In the entries that follow, find the word "name" and report each line it is on.

[Extracted records]
[start]
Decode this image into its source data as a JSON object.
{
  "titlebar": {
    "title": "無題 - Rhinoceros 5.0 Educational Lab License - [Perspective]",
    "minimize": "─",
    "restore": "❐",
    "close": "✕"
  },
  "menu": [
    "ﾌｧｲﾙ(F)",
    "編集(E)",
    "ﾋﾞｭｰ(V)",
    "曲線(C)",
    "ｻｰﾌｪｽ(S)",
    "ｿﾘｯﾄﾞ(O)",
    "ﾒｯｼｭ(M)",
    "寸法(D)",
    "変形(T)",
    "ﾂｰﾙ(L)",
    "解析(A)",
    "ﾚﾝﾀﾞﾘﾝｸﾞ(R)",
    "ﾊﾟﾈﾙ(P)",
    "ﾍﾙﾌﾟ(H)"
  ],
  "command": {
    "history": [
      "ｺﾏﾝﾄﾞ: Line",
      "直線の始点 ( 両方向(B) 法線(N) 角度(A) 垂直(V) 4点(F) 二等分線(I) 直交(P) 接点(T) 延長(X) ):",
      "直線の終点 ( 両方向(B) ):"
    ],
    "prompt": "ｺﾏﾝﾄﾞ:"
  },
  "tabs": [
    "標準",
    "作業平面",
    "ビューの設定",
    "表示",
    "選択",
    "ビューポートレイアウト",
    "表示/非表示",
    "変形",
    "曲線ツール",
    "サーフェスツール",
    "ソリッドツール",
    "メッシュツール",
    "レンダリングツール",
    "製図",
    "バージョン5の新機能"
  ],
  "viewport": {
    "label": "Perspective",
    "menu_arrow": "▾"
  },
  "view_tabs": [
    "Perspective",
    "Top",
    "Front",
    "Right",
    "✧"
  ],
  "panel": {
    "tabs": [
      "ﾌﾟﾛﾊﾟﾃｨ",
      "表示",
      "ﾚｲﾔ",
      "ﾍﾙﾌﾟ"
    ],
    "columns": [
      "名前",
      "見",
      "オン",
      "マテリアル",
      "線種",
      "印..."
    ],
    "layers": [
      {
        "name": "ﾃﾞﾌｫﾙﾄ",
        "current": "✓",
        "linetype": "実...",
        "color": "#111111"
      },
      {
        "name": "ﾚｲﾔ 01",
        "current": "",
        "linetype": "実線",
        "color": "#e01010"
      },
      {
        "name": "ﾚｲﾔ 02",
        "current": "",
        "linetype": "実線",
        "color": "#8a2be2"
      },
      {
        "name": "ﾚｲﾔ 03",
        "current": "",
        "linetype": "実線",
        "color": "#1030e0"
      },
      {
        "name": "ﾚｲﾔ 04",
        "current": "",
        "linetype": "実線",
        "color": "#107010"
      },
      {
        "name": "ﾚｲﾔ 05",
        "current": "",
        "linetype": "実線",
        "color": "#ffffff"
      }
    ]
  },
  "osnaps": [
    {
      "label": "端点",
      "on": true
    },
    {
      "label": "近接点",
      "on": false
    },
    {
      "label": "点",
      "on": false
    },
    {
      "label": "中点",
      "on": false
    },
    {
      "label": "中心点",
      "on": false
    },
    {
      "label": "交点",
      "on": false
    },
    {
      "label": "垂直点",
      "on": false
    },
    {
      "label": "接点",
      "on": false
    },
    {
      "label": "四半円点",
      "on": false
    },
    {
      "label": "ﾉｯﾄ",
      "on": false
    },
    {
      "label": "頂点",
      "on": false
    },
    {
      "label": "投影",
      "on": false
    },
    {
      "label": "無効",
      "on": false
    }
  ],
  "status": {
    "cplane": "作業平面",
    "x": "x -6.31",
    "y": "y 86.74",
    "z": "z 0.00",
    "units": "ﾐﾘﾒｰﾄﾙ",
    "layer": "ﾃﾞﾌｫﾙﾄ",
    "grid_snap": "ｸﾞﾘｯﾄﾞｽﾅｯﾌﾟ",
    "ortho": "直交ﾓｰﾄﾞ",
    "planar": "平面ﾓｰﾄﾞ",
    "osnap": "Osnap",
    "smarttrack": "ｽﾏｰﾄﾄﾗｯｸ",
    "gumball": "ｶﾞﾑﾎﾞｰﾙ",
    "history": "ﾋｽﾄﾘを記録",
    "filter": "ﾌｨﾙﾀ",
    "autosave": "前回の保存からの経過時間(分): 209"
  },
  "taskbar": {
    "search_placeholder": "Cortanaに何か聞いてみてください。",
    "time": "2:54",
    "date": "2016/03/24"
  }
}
[end]
Response for this exercise:
        "name": "ﾃﾞﾌｫﾙﾄ",
        "name": "ﾚｲﾔ 01",
        "name": "ﾚｲﾔ 02",
        "name": "ﾚｲﾔ 03",
        "name": "ﾚｲﾔ 04",
        "name": "ﾚｲﾔ 05",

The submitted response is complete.